[Some records]
══════════════════════════════
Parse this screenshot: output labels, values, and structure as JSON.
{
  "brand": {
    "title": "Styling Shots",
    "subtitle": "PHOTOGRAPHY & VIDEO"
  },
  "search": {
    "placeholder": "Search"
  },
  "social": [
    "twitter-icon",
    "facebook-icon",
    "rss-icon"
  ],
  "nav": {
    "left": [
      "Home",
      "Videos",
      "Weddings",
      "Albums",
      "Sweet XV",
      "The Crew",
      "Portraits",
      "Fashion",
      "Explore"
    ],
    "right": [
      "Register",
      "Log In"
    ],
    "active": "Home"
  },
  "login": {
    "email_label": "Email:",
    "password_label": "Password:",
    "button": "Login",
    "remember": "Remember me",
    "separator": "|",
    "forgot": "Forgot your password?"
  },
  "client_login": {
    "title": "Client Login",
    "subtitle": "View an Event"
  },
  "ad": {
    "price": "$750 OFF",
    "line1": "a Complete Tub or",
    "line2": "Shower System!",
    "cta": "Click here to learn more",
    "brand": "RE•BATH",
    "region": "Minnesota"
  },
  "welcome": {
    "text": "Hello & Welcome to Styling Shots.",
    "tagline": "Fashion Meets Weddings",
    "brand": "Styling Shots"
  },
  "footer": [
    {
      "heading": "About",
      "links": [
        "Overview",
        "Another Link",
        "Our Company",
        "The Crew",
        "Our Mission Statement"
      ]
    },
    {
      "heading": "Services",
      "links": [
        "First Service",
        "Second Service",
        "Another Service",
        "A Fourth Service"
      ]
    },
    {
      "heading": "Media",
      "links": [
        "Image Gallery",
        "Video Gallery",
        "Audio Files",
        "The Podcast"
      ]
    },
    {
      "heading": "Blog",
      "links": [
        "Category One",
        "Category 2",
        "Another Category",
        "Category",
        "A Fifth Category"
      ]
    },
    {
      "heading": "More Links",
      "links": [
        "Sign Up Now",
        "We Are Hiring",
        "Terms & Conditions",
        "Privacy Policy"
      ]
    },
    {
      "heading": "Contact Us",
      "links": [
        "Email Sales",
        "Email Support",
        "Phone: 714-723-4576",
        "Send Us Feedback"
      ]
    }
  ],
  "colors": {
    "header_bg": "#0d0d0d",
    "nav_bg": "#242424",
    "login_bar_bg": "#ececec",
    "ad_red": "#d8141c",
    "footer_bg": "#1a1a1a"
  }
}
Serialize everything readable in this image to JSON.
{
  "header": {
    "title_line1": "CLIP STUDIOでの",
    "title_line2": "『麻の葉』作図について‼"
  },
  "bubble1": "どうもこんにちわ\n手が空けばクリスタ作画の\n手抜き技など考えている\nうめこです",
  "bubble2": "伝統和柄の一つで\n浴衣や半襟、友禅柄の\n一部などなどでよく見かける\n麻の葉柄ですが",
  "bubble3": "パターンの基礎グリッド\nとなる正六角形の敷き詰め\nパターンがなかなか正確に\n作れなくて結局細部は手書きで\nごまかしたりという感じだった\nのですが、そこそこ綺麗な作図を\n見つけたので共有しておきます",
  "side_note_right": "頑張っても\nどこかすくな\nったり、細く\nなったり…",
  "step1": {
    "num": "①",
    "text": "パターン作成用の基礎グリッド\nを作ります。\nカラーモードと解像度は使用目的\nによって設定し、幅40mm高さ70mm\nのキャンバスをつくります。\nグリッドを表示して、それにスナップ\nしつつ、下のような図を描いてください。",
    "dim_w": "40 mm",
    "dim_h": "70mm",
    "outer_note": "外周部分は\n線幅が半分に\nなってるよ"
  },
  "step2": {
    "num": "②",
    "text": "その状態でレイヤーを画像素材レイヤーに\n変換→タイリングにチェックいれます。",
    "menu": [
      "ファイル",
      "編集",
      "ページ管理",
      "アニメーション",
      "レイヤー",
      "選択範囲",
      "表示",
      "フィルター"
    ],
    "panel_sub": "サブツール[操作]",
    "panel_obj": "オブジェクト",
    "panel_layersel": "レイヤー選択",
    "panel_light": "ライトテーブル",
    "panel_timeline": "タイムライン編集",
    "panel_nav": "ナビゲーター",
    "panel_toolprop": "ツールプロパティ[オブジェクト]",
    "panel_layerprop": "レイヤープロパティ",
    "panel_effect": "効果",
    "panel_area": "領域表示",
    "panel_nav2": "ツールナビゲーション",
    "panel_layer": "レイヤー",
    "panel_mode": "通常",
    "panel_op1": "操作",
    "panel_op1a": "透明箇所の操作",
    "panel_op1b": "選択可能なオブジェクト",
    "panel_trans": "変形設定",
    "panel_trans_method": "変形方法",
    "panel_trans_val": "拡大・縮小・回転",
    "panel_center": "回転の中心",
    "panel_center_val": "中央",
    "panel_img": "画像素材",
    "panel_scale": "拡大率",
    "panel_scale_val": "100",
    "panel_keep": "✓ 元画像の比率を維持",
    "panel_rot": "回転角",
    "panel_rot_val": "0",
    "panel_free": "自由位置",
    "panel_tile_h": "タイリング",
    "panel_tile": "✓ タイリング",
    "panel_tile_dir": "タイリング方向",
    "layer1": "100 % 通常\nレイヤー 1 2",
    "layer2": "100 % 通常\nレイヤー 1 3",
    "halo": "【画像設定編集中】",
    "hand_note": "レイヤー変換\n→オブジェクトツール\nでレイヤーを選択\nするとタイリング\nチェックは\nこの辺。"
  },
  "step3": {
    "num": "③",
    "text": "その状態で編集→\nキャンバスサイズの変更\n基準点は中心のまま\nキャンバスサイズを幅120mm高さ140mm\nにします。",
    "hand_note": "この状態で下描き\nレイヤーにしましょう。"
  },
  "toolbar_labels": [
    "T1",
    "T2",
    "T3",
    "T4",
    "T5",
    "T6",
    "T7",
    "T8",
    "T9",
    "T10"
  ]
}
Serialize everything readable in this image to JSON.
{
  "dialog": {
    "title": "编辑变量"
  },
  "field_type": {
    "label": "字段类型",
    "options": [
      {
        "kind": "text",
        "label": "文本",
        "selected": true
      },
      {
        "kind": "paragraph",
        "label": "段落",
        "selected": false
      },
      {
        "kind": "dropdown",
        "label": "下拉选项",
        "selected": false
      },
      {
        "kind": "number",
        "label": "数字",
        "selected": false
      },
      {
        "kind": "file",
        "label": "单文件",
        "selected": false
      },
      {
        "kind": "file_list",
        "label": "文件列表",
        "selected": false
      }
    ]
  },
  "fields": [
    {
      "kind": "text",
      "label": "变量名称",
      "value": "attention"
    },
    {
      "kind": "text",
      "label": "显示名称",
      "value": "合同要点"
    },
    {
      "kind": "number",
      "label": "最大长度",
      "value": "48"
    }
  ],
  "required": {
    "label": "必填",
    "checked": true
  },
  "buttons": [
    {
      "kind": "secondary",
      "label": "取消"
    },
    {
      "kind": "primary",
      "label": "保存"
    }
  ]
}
══════════════════════════════
**What the task requires:** In the entries above, count every line containing the word "Fashion". Write only the total.

**Written response:** 2